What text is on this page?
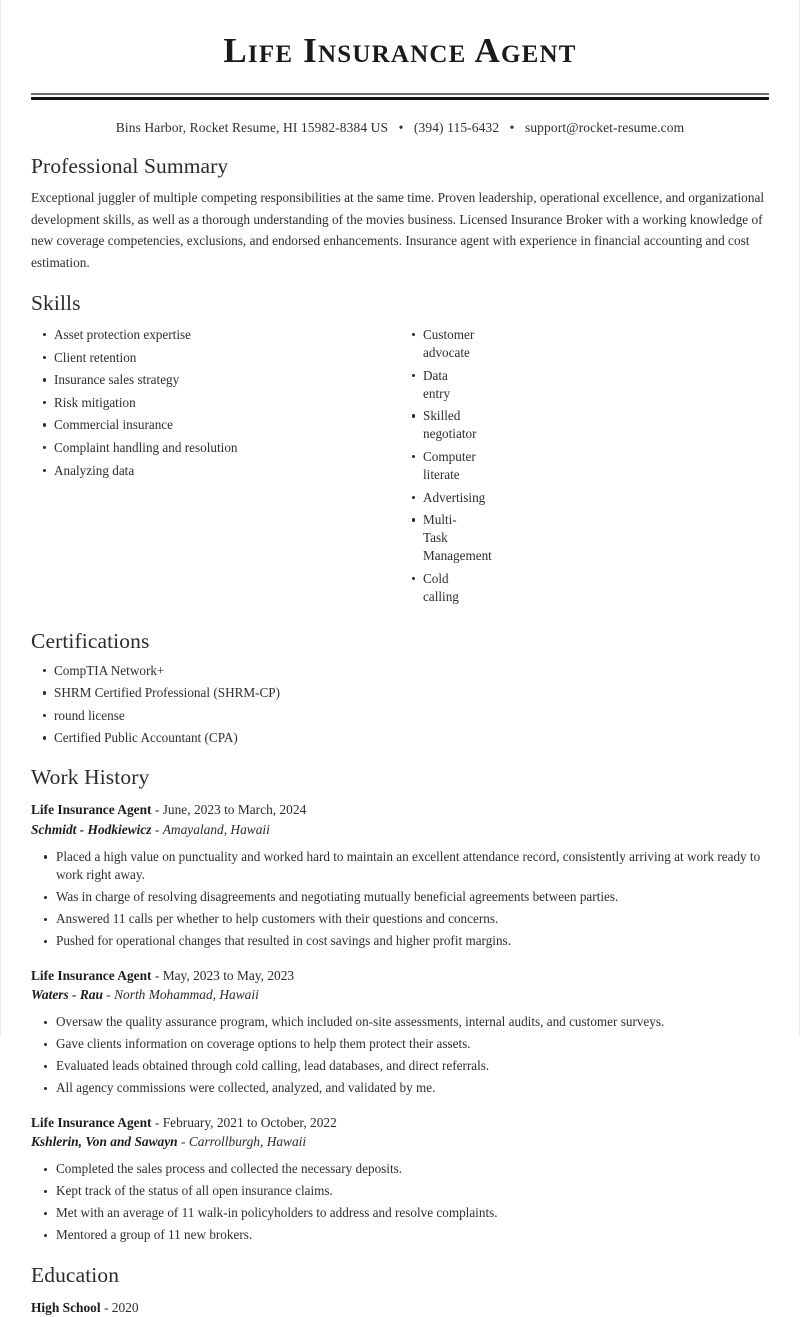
Life Insurance Agent
Bins Harbor, Rocket Resume, HI 15982-8384 US • (394) 115-6432 • support@rocket-resume.com
Professional Summary

Exceptional juggler of multiple competing responsibilities at the same time. Proven leadership, operational excellence, and organizational development skills, as well as a thorough understanding of the movies business. Licensed Insurance Broker with a working knowledge of new coverage competencies, exclusions, and endorsed enhancements. Insurance agent with experience in financial accounting and cost estimation.

Skills
Asset protection expertise
Client retention
Insurance sales strategy
Risk mitigation
Commercial insurance
Complaint handling and resolution
Analyzing data
Customer advocate
Data entry
Skilled negotiator
Computer literate
Advertising
Multi-Task Management
Cold calling
Certifications
CompTIA Network+
SHRM Certified Professional (SHRM-CP)
round license
Certified Public Accountant (CPA)
Work History
Life Insurance Agent - June, 2023 to March, 2024
Schmidt - Hodkiewicz - Amayaland, Hawaii
Placed a high value on punctuality and worked hard to maintain an excellent attendance record, consistently arriving at work ready to work right away.
Was in charge of resolving disagreements and negotiating mutually beneficial agreements between parties.
Answered 11 calls per whether to help customers with their questions and concerns.
Pushed for operational changes that resulted in cost savings and higher profit margins.
Life Insurance Agent - May, 2023 to May, 2023
Waters - Rau - North Mohammad, Hawaii
Oversaw the quality assurance program, which included on-site assessments, internal audits, and customer surveys.
Gave clients information on coverage options to help them protect their assets.
Evaluated leads obtained through cold calling, lead databases, and direct referrals.
All agency commissions were collected, analyzed, and validated by me.
Life Insurance Agent - February, 2021 to October, 2022
Kshlerin, Von and Sawayn - Carrollburgh, Hawaii
Completed the sales process and collected the necessary deposits.
Kept track of the status of all open insurance claims.
Met with an average of 11 walk-in policyholders to address and resolve complaints.
Mentored a group of 11 new brokers.
Education
High School - 2020
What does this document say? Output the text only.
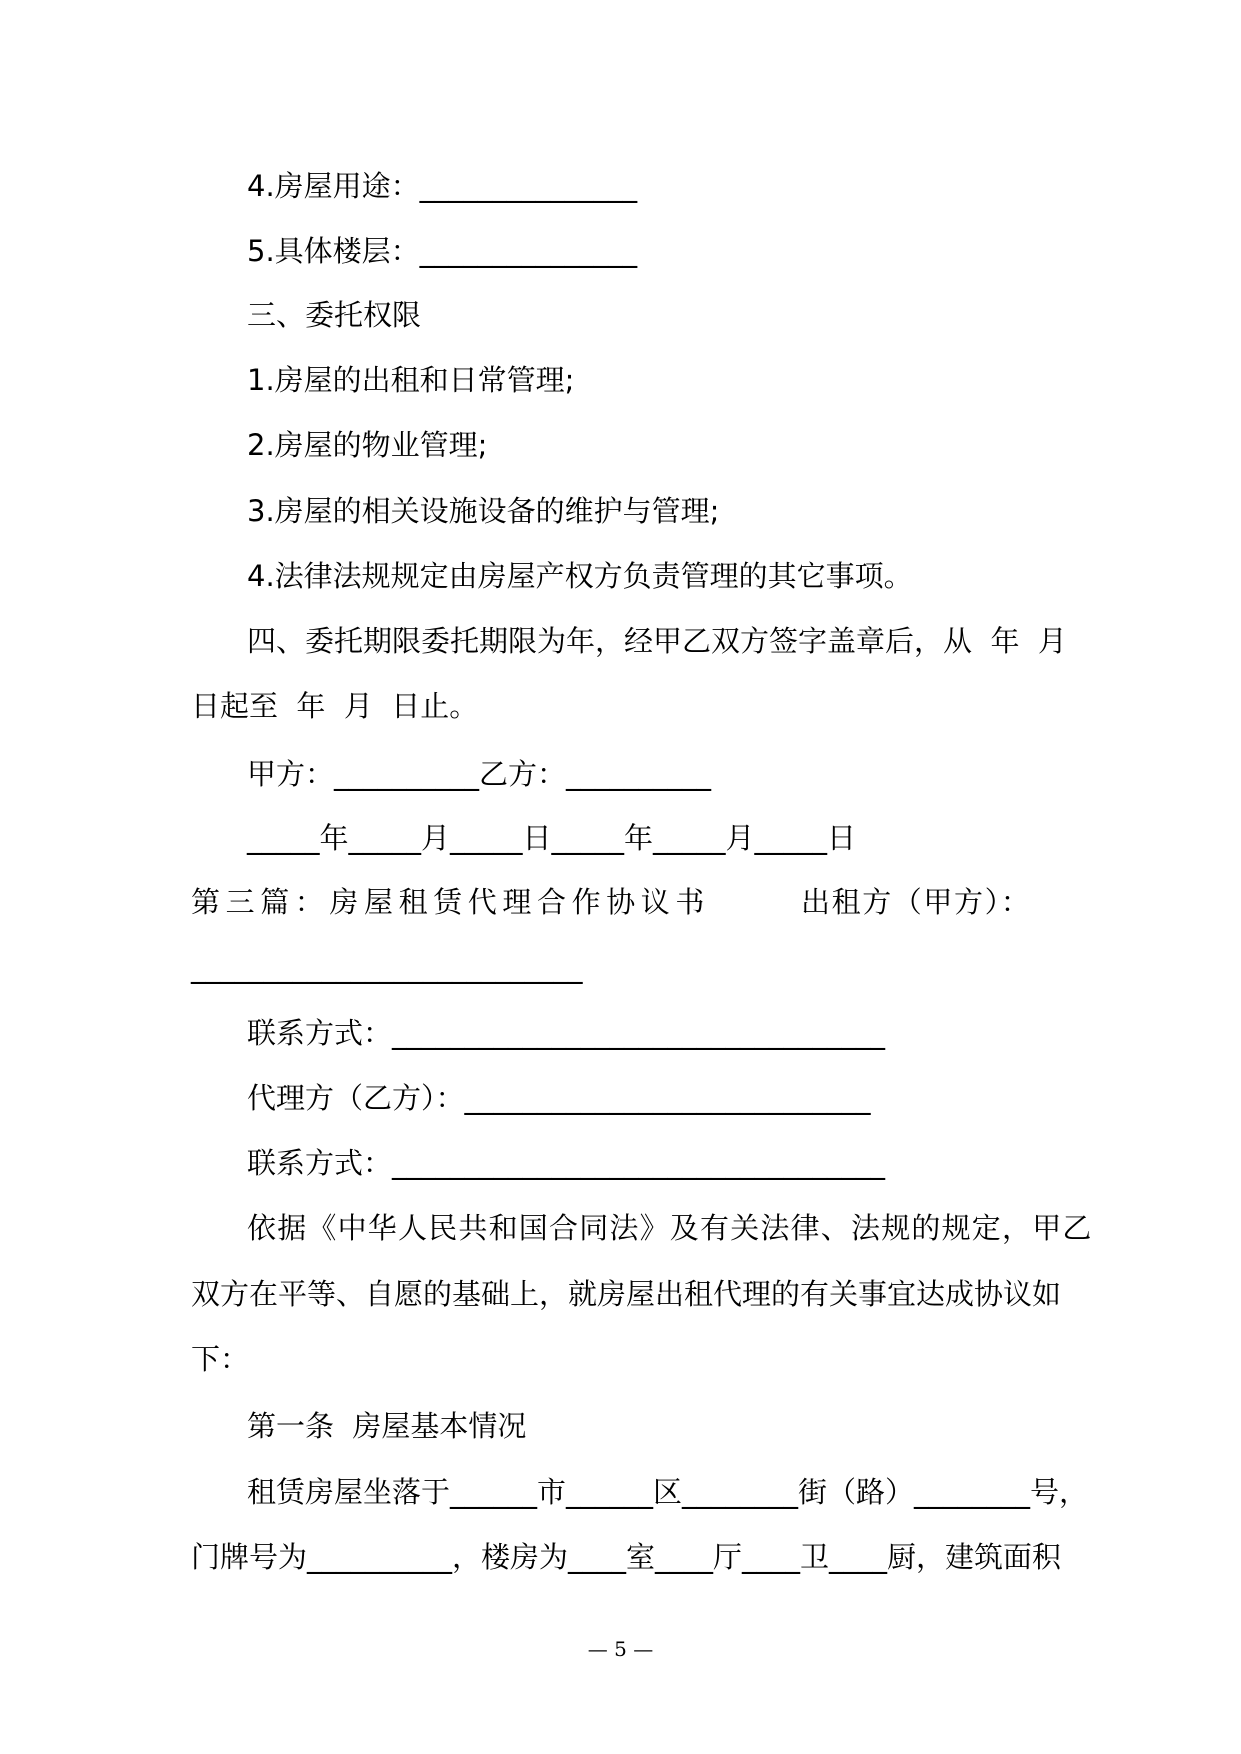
4.房屋用途：_______________
5.具体楼层：_______________
三、委托权限
1.房屋的出租和日常管理;
2.房屋的物业管理;
3.房屋的相关设施设备的维护与管理;
4.法律法规规定由房屋产权方负责管理的其它事项。
四、委托期限委托期限为年，经甲乙双方签字盖章后，从  年  月
日起至  年  月  日止。
甲方：__________乙方：__________
_____年_____月_____日_____年_____月_____日
第三篇：房屋租赁代理合作协议书	出租方（甲方）：
___________________________
联系方式：__________________________________
代理方（乙方）：____________________________
联系方式：__________________________________
依据《中华人民共和国合同法》及有关法律、法规的规定，甲乙
双方在平等、自愿的基础上，就房屋出租代理的有关事宜达成协议如
下：
第一条  房屋基本情况
租赁房屋坐落于______市______区________街（路）________号，
门牌号为__________，楼房为____室____厅____卫____厨，建筑面积
— 5 —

====

**INSTRUCTION:**
Pictures in the records above are not copied; print everything else exactly.

**ANSWER TO THIS EXERCISE:**
What text is on this page?
Life Insurance Agent
Bins Harbor, Rocket Resume, HI 15982-8384 US • (394) 115-6432 • support@rocket-resume.com
Professional Summary

Exceptional juggler of multiple competing responsibilities at the same time. Proven leadership, operational excellence, and organizational development skills, as well as a thorough understanding of the movies business. Licensed Insurance Broker with a working knowledge of new coverage competencies, exclusions, and endorsed enhancements. Insurance agent with experience in financial accounting and cost estimation.

Skills
Asset protection expertise
Client retention
Insurance sales strategy
Risk mitigation
Commercial insurance
Complaint handling and resolution
Analyzing data
Customer advocate
Data entry
Skilled negotiator
Computer literate
Advertising
Multi-Task Management
Cold calling
Certifications
CompTIA Network+
SHRM Certified Professional (SHRM-CP)
round license
Certified Public Accountant (CPA)
Work History
Life Insurance Agent - June, 2023 to March, 2024
Schmidt - Hodkiewicz - Amayaland, Hawaii
Placed a high value on punctuality and worked hard to maintain an excellent attendance record, consistently arriving at work ready to work right away.
Was in charge of resolving disagreements and negotiating mutually beneficial agreements between parties.
Answered 11 calls per whether to help customers with their questions and concerns.
Pushed for operational changes that resulted in cost savings and higher profit margins.
Life Insurance Agent - May, 2023 to May, 2023
Waters - Rau - North Mohammad, Hawaii
Oversaw the quality assurance program, which included on-site assessments, internal audits, and customer surveys.
Gave clients information on coverage options to help them protect their assets.
Evaluated leads obtained through cold calling, lead databases, and direct referrals.
All agency commissions were collected, analyzed, and validated by me.
Life Insurance Agent - February, 2021 to October, 2022
Kshlerin, Von and Sawayn - Carrollburgh, Hawaii
Completed the sales process and collected the necessary deposits.
Kept track of the status of all open insurance claims.
Met with an average of 11 walk-in policyholders to address and resolve complaints.
Mentored a group of 11 new brokers.
Education
High School - 2020
What does this document say? Output the text only.
4.房屋用途：_______________
5.具体楼层：_______________
三、委托权限
1.房屋的出租和日常管理;
2.房屋的物业管理;
3.房屋的相关设施设备的维护与管理;
4.法律法规规定由房屋产权方负责管理的其它事项。
四、委托期限委托期限为年，经甲乙双方签字盖章后，从  年  月
日起至  年  月  日止。
甲方：__________乙方：__________
_____年_____月_____日_____年_____月_____日
第三篇：房屋租赁代理合作协议书	出租方（甲方）：
___________________________
联系方式：__________________________________
代理方（乙方）：____________________________
联系方式：__________________________________
依据《中华人民共和国合同法》及有关法律、法规的规定，甲乙
双方在平等、自愿的基础上，就房屋出租代理的有关事宜达成协议如
下：
第一条  房屋基本情况
租赁房屋坐落于______市______区________街（路）________号，
门牌号为__________，楼房为____室____厅____卫____厨，建筑面积
— 5 —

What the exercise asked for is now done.